Your instructions: Transcribe each line of the material as it is, and drop any picture.

Stored records
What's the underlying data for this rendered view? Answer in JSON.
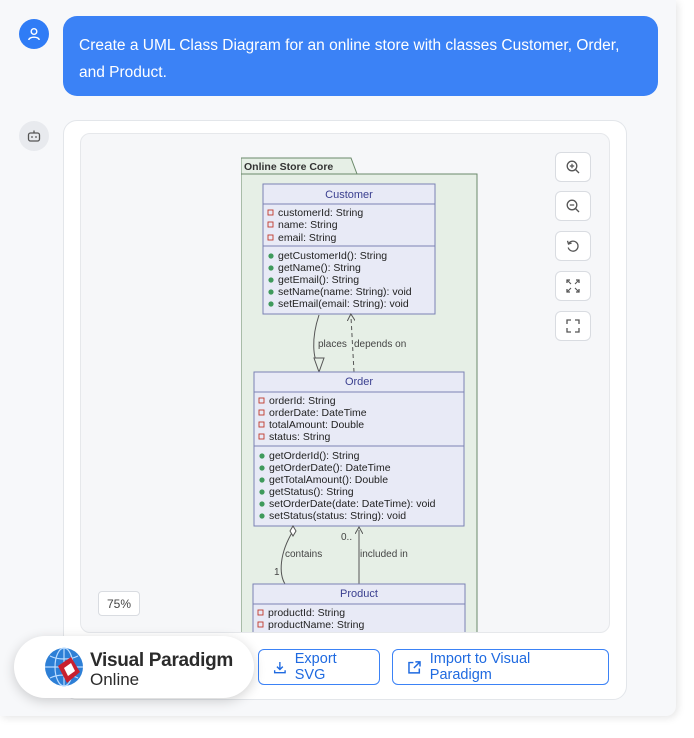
{
  "user_message": {
    "line1": "Create a UML Class Diagram for an online store with classes Customer, Order,",
    "line2": "and Product."
  },
  "diagram": {
    "package": "Online Store Core",
    "classes": {
      "customer": {
        "name": "Customer",
        "attributes": [
          "customerId: String",
          "name: String",
          "email: String"
        ],
        "methods": [
          "getCustomerId(): String",
          "getName(): String",
          "getEmail(): String",
          "setName(name: String): void",
          "setEmail(email: String): void"
        ]
      },
      "order": {
        "name": "Order",
        "attributes": [
          "orderId: String",
          "orderDate: DateTime",
          "totalAmount: Double",
          "status: String"
        ],
        "methods": [
          "getOrderId(): String",
          "getOrderDate(): DateTime",
          "getTotalAmount(): Double",
          "getStatus(): String",
          "setOrderDate(date: DateTime): void",
          "setStatus(status: String): void"
        ]
      },
      "product": {
        "name": "Product",
        "attributes": [
          "productId: String",
          "productName: String"
        ]
      }
    },
    "relations": {
      "places": "places",
      "depends_on": "depends on",
      "contains": "contains",
      "included_in": "included in",
      "mult_one": "1",
      "mult_many": "0.."
    }
  },
  "viewer": {
    "zoom_level": "75%",
    "controls": [
      "zoom-in-icon",
      "zoom-out-icon",
      "reset-icon",
      "fit-icon",
      "fullscreen-icon"
    ]
  },
  "actions": {
    "export_svg": "Export SVG",
    "import_vp": "Import to Visual Paradigm"
  },
  "brand": {
    "line1": "Visual Paradigm",
    "line2": "Online"
  },
  "colors": {
    "accent": "#3b82f6",
    "class_fill": "#e8eaf6",
    "class_border": "#7b82b4",
    "package_fill": "#e6efe6",
    "package_border": "#6b8a6b"
  }
}
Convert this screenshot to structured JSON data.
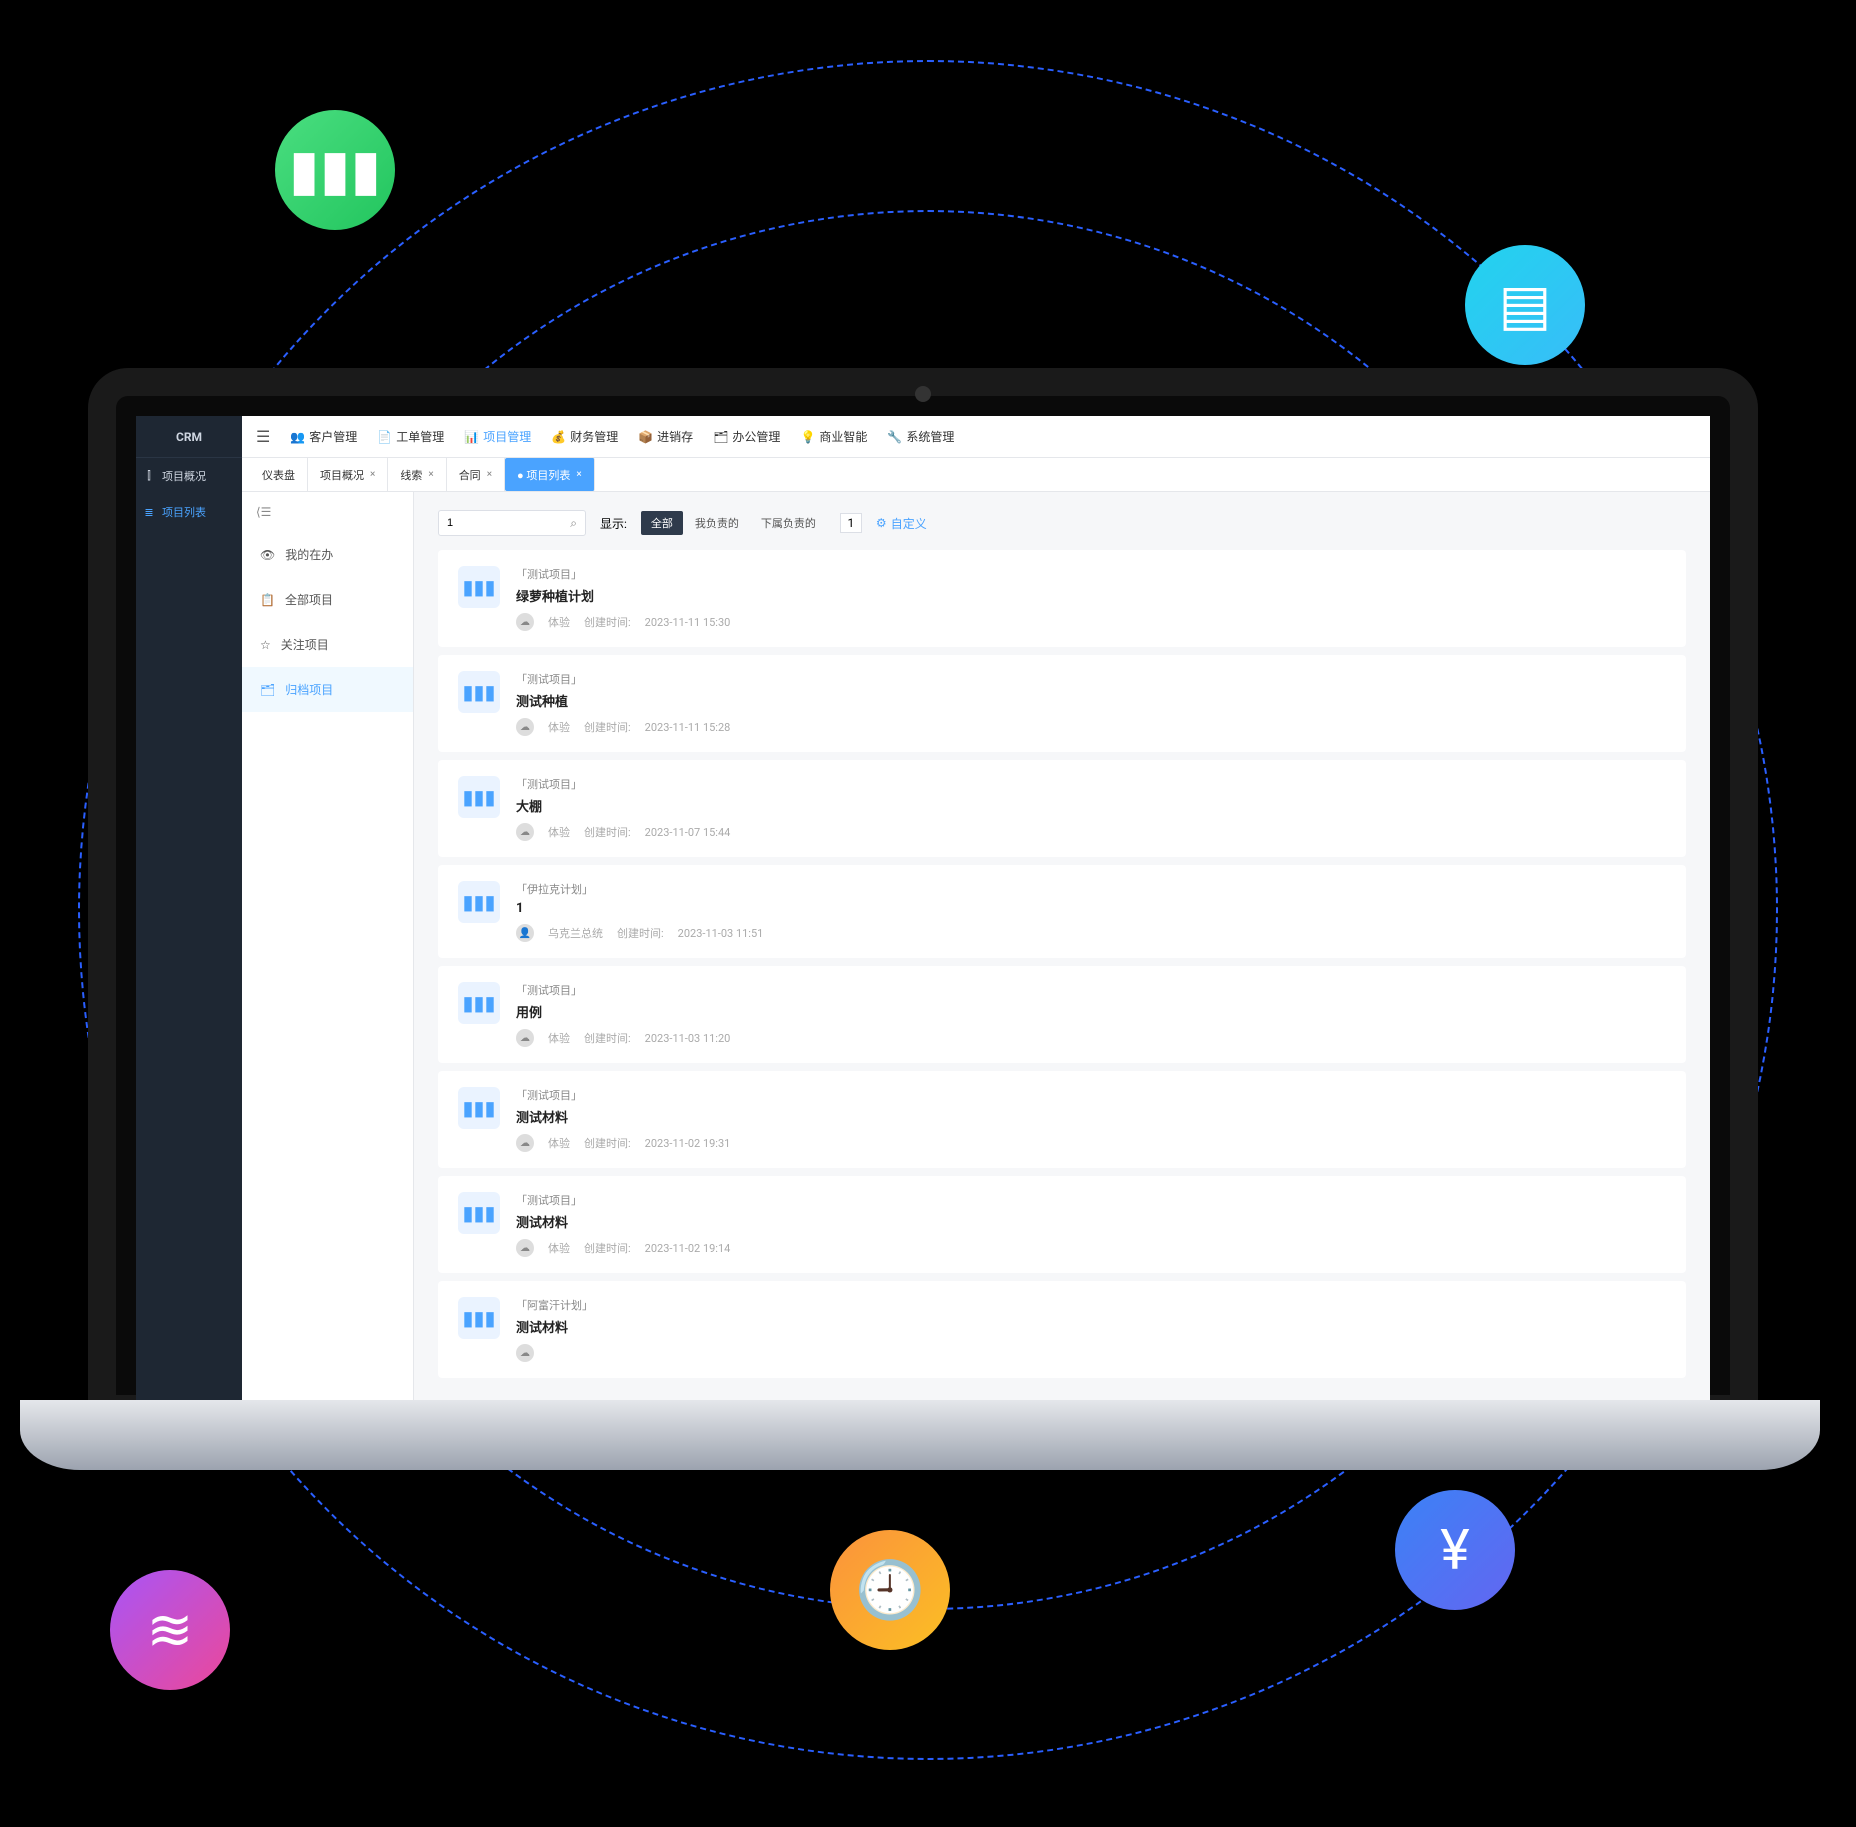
{
  "decor": {
    "icons": [
      "books",
      "tray",
      "layers",
      "doc-clock",
      "yen-book"
    ]
  },
  "brand": "CRM",
  "rail": {
    "items": [
      {
        "icon": "bar",
        "label": "项目概况"
      },
      {
        "icon": "list",
        "label": "项目列表"
      }
    ],
    "active_index": 1
  },
  "topnav": {
    "layout_icon": "☰",
    "items": [
      {
        "icon": "👥",
        "label": "客户管理"
      },
      {
        "icon": "📄",
        "label": "工单管理"
      },
      {
        "icon": "📊",
        "label": "项目管理"
      },
      {
        "icon": "💰",
        "label": "财务管理"
      },
      {
        "icon": "📦",
        "label": "进销存"
      },
      {
        "icon": "🗂",
        "label": "办公管理"
      },
      {
        "icon": "💡",
        "label": "商业智能"
      },
      {
        "icon": "🔧",
        "label": "系统管理"
      }
    ],
    "active_index": 2
  },
  "tabs": {
    "items": [
      {
        "label": "仪表盘",
        "closable": false
      },
      {
        "label": "项目概况",
        "closable": true
      },
      {
        "label": "线索",
        "closable": true
      },
      {
        "label": "合同",
        "closable": true
      },
      {
        "label": "● 项目列表",
        "closable": true
      }
    ],
    "active_index": 4
  },
  "sidemenu": {
    "collapse_glyph": "⟨☰",
    "items": [
      {
        "icon": "👁",
        "label": "我的在办"
      },
      {
        "icon": "📋",
        "label": "全部项目"
      },
      {
        "icon": "☆",
        "label": "关注项目"
      },
      {
        "icon": "🗂",
        "label": "归档项目"
      }
    ],
    "active_index": 3
  },
  "toolbar": {
    "search_value": "1",
    "display_label": "显示:",
    "filters": [
      "全部",
      "我负责的",
      "下属负责的"
    ],
    "filter_active_index": 0,
    "count_box": "1",
    "custom_label": "自定义"
  },
  "projects": [
    {
      "tag": "「测试项目」",
      "title": "绿萝种植计划",
      "owner": "体验",
      "owner_icon": "avatar",
      "time_label": "创建时间:",
      "time": "2023-11-11 15:30"
    },
    {
      "tag": "「测试项目」",
      "title": "测试种植",
      "owner": "体验",
      "owner_icon": "avatar",
      "time_label": "创建时间:",
      "time": "2023-11-11 15:28"
    },
    {
      "tag": "「测试项目」",
      "title": "大棚",
      "owner": "体验",
      "owner_icon": "avatar",
      "time_label": "创建时间:",
      "time": "2023-11-07 15:44"
    },
    {
      "tag": "「伊拉克计划」",
      "title": "1",
      "owner": "乌克兰总统",
      "owner_icon": "person",
      "time_label": "创建时间:",
      "time": "2023-11-03 11:51"
    },
    {
      "tag": "「测试项目」",
      "title": "用例",
      "owner": "体验",
      "owner_icon": "avatar",
      "time_label": "创建时间:",
      "time": "2023-11-03 11:20"
    },
    {
      "tag": "「测试项目」",
      "title": "测试材料",
      "owner": "体验",
      "owner_icon": "avatar",
      "time_label": "创建时间:",
      "time": "2023-11-02 19:31"
    },
    {
      "tag": "「测试项目」",
      "title": "测试材料",
      "owner": "体验",
      "owner_icon": "avatar",
      "time_label": "创建时间:",
      "time": "2023-11-02 19:14"
    },
    {
      "tag": "「阿富汗计划」",
      "title": "测试材料",
      "owner": "",
      "owner_icon": "avatar",
      "time_label": "",
      "time": ""
    }
  ]
}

Response below:
What's the underlying data for this rendered view? Answer in JSON.
{
  "user_message": {
    "line1": "Create a UML Class Diagram for an online store with classes Customer, Order,",
    "line2": "and Product."
  },
  "diagram": {
    "package": "Online Store Core",
    "classes": {
      "customer": {
        "name": "Customer",
        "attributes": [
          "customerId: String",
          "name: String",
          "email: String"
        ],
        "methods": [
          "getCustomerId(): String",
          "getName(): String",
          "getEmail(): String",
          "setName(name: String): void",
          "setEmail(email: String): void"
        ]
      },
      "order": {
        "name": "Order",
        "attributes": [
          "orderId: String",
          "orderDate: DateTime",
          "totalAmount: Double",
          "status: String"
        ],
        "methods": [
          "getOrderId(): String",
          "getOrderDate(): DateTime",
          "getTotalAmount(): Double",
          "getStatus(): String",
          "setOrderDate(date: DateTime): void",
          "setStatus(status: String): void"
        ]
      },
      "product": {
        "name": "Product",
        "attributes": [
          "productId: String",
          "productName: String"
        ]
      }
    },
    "relations": {
      "places": "places",
      "depends_on": "depends on",
      "contains": "contains",
      "included_in": "included in",
      "mult_one": "1",
      "mult_many": "0.."
    }
  },
  "viewer": {
    "zoom_level": "75%",
    "controls": [
      "zoom-in-icon",
      "zoom-out-icon",
      "reset-icon",
      "fit-icon",
      "fullscreen-icon"
    ]
  },
  "actions": {
    "export_svg": "Export SVG",
    "import_vp": "Import to Visual Paradigm"
  },
  "brand": {
    "line1": "Visual Paradigm",
    "line2": "Online"
  },
  "colors": {
    "accent": "#3b82f6",
    "class_fill": "#e8eaf6",
    "class_border": "#7b82b4",
    "package_fill": "#e6efe6",
    "package_border": "#6b8a6b"
  }
}
Convert this screenshot to structured JSON data.
{
  "decor": {
    "icons": [
      "books",
      "tray",
      "layers",
      "doc-clock",
      "yen-book"
    ]
  },
  "brand": "CRM",
  "rail": {
    "items": [
      {
        "icon": "bar",
        "label": "项目概况"
      },
      {
        "icon": "list",
        "label": "项目列表"
      }
    ],
    "active_index": 1
  },
  "topnav": {
    "layout_icon": "☰",
    "items": [
      {
        "icon": "👥",
        "label": "客户管理"
      },
      {
        "icon": "📄",
        "label": "工单管理"
      },
      {
        "icon": "📊",
        "label": "项目管理"
      },
      {
        "icon": "💰",
        "label": "财务管理"
      },
      {
        "icon": "📦",
        "label": "进销存"
      },
      {
        "icon": "🗂",
        "label": "办公管理"
      },
      {
        "icon": "💡",
        "label": "商业智能"
      },
      {
        "icon": "🔧",
        "label": "系统管理"
      }
    ],
    "active_index": 2
  },
  "tabs": {
    "items": [
      {
        "label": "仪表盘",
        "closable": false
      },
      {
        "label": "项目概况",
        "closable": true
      },
      {
        "label": "线索",
        "closable": true
      },
      {
        "label": "合同",
        "closable": true
      },
      {
        "label": "● 项目列表",
        "closable": true
      }
    ],
    "active_index": 4
  },
  "sidemenu": {
    "collapse_glyph": "⟨☰",
    "items": [
      {
        "icon": "👁",
        "label": "我的在办"
      },
      {
        "icon": "📋",
        "label": "全部项目"
      },
      {
        "icon": "☆",
        "label": "关注项目"
      },
      {
        "icon": "🗂",
        "label": "归档项目"
      }
    ],
    "active_index": 3
  },
  "toolbar": {
    "search_value": "1",
    "display_label": "显示:",
    "filters": [
      "全部",
      "我负责的",
      "下属负责的"
    ],
    "filter_active_index": 0,
    "count_box": "1",
    "custom_label": "自定义"
  },
  "projects": [
    {
      "tag": "「测试项目」",
      "title": "绿萝种植计划",
      "owner": "体验",
      "owner_icon": "avatar",
      "time_label": "创建时间:",
      "time": "2023-11-11 15:30"
    },
    {
      "tag": "「测试项目」",
      "title": "测试种植",
      "owner": "体验",
      "owner_icon": "avatar",
      "time_label": "创建时间:",
      "time": "2023-11-11 15:28"
    },
    {
      "tag": "「测试项目」",
      "title": "大棚",
      "owner": "体验",
      "owner_icon": "avatar",
      "time_label": "创建时间:",
      "time": "2023-11-07 15:44"
    },
    {
      "tag": "「伊拉克计划」",
      "title": "1",
      "owner": "乌克兰总统",
      "owner_icon": "person",
      "time_label": "创建时间:",
      "time": "2023-11-03 11:51"
    },
    {
      "tag": "「测试项目」",
      "title": "用例",
      "owner": "体验",
      "owner_icon": "avatar",
      "time_label": "创建时间:",
      "time": "2023-11-03 11:20"
    },
    {
      "tag": "「测试项目」",
      "title": "测试材料",
      "owner": "体验",
      "owner_icon": "avatar",
      "time_label": "创建时间:",
      "time": "2023-11-02 19:31"
    },
    {
      "tag": "「测试项目」",
      "title": "测试材料",
      "owner": "体验",
      "owner_icon": "avatar",
      "time_label": "创建时间:",
      "time": "2023-11-02 19:14"
    },
    {
      "tag": "「阿富汗计划」",
      "title": "测试材料",
      "owner": "",
      "owner_icon": "avatar",
      "time_label": "",
      "time": ""
    }
  ]
}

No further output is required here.